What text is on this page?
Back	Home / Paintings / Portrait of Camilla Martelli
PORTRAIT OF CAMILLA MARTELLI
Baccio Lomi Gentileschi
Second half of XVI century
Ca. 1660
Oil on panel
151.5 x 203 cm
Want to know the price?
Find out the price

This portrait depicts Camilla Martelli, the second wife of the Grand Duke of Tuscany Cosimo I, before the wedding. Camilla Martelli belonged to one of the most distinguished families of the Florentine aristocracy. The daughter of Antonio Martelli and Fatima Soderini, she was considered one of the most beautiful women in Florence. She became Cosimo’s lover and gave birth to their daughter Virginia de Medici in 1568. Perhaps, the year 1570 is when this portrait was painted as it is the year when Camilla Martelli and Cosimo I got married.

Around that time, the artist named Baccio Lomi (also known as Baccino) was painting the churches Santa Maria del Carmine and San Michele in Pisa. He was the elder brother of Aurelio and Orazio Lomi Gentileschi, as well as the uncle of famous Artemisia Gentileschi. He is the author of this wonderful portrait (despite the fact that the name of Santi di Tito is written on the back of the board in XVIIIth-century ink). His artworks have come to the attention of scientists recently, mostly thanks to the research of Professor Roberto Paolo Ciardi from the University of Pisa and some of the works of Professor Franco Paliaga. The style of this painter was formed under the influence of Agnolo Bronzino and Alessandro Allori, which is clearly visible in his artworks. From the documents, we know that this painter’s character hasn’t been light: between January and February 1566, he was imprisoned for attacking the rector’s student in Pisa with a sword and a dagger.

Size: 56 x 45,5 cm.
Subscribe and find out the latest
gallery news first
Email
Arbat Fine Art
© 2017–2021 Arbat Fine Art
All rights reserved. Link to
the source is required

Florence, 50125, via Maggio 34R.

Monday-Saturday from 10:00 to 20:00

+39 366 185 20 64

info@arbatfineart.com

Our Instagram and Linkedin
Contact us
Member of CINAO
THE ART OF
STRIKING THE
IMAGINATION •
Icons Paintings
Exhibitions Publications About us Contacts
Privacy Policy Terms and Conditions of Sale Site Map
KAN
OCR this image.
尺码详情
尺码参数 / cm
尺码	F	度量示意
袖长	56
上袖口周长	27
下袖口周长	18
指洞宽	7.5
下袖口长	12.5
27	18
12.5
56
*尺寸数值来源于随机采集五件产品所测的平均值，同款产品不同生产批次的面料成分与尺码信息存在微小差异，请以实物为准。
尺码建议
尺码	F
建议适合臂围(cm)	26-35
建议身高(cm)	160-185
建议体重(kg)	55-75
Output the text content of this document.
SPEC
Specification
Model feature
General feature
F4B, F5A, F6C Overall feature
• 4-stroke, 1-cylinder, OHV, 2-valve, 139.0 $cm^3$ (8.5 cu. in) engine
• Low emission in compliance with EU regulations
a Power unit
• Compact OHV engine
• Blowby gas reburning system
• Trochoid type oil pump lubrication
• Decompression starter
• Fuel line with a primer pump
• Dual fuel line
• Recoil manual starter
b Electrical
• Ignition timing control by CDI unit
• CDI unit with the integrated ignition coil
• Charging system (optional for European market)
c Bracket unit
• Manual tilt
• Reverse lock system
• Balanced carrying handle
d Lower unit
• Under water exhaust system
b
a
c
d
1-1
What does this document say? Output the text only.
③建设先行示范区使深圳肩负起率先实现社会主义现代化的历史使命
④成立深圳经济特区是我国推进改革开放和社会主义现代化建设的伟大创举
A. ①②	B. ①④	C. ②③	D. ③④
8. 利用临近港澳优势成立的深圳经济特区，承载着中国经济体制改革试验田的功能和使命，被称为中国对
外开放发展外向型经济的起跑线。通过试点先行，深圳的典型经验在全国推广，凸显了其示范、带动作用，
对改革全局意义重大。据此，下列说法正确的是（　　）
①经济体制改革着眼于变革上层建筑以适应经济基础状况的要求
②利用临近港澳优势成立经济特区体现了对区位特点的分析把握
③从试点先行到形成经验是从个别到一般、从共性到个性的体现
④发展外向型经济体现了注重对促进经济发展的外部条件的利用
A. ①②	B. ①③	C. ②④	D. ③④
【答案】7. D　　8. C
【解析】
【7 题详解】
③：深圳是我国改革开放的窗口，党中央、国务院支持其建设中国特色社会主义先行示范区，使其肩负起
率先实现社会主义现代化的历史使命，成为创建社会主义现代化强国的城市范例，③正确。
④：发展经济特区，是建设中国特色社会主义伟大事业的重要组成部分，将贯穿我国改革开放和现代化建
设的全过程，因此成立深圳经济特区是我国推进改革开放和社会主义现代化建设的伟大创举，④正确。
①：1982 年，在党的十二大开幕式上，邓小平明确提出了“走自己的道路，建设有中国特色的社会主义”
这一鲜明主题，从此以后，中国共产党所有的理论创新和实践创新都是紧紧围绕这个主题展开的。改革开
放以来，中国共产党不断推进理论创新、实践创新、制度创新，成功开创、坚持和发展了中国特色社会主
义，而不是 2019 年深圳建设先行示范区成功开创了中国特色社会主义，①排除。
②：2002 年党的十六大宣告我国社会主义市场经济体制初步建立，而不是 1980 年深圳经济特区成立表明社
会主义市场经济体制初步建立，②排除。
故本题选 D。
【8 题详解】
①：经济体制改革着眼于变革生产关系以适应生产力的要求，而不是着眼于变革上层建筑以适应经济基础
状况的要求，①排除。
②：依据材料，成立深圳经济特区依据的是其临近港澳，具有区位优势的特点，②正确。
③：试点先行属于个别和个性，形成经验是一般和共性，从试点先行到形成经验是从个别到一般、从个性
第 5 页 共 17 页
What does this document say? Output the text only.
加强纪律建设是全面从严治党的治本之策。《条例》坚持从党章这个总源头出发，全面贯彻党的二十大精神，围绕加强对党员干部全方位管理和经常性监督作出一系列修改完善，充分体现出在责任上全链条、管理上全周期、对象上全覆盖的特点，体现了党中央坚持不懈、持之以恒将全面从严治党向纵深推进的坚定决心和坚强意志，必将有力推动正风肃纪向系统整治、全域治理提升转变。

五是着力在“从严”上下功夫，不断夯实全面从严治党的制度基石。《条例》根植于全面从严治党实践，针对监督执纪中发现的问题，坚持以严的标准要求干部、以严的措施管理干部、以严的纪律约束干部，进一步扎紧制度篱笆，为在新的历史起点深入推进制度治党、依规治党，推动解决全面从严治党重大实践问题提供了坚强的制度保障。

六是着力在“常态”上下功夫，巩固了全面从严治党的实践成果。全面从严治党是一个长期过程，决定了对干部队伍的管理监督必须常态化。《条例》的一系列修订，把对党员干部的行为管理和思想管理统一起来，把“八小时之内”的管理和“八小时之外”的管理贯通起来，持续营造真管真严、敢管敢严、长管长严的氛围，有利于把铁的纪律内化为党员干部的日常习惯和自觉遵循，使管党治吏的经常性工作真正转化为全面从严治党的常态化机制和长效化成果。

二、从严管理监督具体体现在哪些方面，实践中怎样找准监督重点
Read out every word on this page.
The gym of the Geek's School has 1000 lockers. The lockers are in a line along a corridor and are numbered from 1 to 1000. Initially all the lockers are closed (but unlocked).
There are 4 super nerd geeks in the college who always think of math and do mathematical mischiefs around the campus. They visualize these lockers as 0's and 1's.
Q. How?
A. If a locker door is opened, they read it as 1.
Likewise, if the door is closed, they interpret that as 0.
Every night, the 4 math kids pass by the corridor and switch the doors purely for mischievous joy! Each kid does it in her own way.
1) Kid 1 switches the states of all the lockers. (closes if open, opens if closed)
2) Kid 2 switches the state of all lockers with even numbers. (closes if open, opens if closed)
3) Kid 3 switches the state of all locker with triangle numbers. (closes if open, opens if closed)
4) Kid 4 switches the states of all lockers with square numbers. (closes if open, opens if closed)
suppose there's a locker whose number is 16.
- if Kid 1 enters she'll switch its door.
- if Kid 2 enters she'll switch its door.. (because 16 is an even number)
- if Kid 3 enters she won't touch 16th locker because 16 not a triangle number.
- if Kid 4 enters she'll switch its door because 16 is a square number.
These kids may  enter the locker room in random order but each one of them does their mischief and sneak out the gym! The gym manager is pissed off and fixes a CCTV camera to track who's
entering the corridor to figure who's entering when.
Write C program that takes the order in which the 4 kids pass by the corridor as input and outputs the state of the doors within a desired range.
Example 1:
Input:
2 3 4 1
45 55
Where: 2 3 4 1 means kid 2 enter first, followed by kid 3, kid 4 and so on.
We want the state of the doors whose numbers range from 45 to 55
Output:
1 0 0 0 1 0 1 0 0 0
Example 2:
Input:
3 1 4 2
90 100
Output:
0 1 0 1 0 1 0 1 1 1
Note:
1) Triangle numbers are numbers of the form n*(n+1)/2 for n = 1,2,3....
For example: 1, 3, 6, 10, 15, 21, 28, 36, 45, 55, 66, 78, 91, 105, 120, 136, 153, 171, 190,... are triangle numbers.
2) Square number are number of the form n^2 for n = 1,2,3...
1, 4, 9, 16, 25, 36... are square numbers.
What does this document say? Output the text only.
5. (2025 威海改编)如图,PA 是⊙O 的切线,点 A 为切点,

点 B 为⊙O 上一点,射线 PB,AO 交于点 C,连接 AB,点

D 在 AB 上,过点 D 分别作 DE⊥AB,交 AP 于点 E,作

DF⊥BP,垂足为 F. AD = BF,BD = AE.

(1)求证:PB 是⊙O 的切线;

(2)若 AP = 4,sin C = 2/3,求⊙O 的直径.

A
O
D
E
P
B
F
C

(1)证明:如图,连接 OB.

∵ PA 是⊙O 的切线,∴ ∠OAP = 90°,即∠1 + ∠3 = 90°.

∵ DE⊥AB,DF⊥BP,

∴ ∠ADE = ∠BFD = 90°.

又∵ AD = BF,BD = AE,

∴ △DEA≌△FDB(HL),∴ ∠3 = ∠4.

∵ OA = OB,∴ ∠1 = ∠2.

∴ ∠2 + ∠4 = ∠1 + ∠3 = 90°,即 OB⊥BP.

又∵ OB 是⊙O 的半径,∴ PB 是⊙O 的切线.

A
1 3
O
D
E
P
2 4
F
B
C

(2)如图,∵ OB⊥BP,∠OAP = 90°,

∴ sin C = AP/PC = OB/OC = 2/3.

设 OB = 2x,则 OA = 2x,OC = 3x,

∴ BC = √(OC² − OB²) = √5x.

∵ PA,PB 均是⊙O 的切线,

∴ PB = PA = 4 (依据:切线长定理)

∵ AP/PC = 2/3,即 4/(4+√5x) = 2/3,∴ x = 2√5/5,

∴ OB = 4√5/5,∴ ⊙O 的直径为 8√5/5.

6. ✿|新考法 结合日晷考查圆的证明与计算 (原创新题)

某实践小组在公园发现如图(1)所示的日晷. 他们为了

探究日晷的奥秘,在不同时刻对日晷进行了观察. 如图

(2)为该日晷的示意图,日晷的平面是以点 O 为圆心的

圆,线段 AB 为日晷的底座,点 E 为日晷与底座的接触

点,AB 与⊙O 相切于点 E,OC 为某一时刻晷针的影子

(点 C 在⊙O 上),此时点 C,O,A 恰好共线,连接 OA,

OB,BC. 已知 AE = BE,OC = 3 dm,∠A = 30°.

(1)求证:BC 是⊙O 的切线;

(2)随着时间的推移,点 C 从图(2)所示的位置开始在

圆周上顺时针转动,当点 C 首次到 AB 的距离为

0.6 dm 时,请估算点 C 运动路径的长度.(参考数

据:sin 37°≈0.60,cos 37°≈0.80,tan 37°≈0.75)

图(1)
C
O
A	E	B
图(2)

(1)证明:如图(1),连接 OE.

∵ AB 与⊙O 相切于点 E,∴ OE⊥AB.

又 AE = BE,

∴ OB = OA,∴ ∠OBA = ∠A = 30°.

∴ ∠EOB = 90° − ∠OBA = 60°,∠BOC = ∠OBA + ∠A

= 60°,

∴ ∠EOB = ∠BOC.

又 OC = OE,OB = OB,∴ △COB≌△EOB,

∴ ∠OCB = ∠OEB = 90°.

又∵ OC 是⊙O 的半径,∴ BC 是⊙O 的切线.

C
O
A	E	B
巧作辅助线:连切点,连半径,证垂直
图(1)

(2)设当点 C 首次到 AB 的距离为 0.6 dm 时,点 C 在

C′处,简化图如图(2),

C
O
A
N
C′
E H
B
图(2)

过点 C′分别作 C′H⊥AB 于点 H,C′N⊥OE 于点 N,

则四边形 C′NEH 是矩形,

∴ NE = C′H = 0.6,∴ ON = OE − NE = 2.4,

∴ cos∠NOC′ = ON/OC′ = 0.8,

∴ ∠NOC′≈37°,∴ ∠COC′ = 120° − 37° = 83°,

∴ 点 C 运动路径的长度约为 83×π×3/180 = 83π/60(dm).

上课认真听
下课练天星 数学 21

**EXERCISE AIM:** Check each line above for the word "price" and give the number of lines that have it, nothing else.

**WRITTEN ANSWER:** 2